Written exercise:
Determine how many lines contain the string "LATA" and reply with that number alone.

======== Raw records ========

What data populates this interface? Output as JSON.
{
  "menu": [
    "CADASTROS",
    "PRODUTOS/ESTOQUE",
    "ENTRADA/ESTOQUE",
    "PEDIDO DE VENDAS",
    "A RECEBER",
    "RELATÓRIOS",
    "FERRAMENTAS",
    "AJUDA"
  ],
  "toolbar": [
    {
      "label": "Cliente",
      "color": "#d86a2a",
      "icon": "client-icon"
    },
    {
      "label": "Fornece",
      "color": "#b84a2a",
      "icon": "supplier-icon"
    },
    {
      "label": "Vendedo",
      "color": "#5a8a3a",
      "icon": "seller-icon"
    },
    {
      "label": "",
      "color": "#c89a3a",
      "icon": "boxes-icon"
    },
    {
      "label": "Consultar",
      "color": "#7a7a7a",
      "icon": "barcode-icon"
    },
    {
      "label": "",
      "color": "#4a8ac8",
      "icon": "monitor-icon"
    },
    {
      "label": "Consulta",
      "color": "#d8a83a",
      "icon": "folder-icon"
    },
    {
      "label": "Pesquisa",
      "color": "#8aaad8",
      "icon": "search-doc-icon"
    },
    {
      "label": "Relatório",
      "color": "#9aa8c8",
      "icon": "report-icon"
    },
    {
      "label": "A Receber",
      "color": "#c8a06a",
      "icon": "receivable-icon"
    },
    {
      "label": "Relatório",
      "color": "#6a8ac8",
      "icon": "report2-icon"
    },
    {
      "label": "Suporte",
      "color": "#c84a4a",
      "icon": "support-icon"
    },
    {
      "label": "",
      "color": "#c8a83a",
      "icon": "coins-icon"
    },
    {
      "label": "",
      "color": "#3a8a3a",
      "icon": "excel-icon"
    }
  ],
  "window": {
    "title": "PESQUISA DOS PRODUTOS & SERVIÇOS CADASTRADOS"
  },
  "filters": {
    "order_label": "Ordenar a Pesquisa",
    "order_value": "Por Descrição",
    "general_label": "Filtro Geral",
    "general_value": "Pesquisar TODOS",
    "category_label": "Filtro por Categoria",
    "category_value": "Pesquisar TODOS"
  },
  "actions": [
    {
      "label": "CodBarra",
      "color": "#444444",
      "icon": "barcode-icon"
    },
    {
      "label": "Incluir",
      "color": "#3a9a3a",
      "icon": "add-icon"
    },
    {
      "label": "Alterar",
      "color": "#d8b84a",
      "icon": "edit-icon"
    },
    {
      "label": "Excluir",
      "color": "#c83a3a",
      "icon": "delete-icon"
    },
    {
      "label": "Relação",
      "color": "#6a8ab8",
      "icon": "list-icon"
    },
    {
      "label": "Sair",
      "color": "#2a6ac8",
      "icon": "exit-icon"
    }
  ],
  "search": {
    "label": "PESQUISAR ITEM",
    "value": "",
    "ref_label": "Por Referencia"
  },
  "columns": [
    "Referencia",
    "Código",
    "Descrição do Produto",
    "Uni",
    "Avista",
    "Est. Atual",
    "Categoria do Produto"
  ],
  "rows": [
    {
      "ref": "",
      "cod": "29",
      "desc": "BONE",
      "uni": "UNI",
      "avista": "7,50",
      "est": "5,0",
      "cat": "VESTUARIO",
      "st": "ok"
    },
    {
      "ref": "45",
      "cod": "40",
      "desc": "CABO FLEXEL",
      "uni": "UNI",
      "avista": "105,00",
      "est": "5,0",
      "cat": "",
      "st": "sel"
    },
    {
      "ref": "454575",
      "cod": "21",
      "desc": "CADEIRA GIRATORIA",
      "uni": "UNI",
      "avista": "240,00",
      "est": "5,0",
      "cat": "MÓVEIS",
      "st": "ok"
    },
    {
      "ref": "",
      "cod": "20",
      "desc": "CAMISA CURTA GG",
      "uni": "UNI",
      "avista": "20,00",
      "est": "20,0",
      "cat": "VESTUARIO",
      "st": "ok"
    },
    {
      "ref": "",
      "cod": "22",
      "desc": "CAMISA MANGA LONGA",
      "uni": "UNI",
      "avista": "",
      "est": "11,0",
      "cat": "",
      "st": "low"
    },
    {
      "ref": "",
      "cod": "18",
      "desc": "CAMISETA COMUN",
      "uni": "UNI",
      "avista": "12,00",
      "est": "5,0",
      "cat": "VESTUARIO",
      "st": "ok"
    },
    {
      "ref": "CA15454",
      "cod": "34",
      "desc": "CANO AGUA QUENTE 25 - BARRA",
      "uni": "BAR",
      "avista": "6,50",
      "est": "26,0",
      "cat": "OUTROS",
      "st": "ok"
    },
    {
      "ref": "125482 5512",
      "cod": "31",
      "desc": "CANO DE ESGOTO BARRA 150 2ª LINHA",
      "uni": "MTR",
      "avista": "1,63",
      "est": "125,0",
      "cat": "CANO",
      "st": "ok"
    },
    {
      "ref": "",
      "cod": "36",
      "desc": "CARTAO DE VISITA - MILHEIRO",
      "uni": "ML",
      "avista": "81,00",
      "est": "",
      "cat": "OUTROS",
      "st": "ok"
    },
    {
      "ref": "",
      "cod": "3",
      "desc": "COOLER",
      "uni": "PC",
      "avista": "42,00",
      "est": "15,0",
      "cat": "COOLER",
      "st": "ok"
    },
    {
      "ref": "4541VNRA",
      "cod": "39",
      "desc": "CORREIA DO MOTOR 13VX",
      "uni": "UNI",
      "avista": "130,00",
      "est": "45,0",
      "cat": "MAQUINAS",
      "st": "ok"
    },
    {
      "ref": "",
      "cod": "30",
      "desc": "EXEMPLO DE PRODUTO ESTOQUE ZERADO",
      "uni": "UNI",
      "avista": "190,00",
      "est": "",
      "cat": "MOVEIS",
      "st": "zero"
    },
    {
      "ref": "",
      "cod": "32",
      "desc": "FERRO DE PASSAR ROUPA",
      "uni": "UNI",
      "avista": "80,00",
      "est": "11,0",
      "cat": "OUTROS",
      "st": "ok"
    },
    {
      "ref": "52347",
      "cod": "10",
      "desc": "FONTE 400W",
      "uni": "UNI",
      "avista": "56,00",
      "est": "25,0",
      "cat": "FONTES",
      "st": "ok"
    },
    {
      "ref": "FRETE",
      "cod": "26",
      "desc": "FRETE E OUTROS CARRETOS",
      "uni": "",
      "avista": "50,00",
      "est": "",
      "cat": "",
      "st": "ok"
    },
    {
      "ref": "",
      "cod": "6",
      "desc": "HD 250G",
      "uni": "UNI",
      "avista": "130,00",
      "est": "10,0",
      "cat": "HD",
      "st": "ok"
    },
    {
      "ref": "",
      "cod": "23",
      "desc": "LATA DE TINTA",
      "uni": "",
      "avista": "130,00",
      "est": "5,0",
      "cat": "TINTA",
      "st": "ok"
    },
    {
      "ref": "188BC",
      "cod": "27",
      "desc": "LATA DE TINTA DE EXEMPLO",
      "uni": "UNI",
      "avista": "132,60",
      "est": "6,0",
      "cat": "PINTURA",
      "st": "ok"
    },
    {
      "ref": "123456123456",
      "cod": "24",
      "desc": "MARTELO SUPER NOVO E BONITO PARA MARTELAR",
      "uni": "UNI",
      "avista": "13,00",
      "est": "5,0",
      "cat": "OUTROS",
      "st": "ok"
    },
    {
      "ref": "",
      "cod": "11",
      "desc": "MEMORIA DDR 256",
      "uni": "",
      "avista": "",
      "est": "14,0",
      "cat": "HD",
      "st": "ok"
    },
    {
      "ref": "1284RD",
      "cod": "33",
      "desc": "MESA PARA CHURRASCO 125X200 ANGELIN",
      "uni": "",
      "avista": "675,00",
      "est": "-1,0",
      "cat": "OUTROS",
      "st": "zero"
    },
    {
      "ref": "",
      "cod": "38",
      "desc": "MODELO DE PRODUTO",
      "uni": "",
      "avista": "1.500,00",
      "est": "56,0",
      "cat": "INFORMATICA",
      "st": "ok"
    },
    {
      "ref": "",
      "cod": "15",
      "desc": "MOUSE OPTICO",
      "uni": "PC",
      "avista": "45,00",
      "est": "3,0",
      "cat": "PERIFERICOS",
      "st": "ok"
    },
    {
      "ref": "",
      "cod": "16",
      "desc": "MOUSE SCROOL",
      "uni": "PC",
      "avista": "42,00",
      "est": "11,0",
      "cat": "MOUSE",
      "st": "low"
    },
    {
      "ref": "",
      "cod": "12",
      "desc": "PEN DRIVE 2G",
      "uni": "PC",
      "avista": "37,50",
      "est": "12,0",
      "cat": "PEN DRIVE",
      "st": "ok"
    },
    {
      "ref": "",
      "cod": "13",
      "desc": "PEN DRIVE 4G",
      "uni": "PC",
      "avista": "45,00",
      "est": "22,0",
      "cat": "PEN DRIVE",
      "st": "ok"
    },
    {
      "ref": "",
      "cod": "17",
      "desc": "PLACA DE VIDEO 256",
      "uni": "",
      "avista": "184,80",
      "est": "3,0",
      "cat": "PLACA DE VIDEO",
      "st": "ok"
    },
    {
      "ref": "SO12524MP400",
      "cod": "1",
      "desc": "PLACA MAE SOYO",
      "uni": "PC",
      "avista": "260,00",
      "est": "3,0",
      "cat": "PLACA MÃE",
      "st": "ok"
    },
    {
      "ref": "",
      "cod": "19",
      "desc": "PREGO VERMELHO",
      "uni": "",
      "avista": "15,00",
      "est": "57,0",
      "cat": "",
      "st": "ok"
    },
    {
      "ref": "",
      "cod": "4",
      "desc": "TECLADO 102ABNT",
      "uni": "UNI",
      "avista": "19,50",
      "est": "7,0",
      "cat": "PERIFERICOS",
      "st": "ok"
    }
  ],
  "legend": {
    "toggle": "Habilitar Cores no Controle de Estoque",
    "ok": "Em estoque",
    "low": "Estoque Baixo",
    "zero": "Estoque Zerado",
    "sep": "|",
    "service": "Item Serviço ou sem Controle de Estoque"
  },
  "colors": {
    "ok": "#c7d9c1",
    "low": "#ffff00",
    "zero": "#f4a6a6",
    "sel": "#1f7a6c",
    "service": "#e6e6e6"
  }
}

========

Task output:
2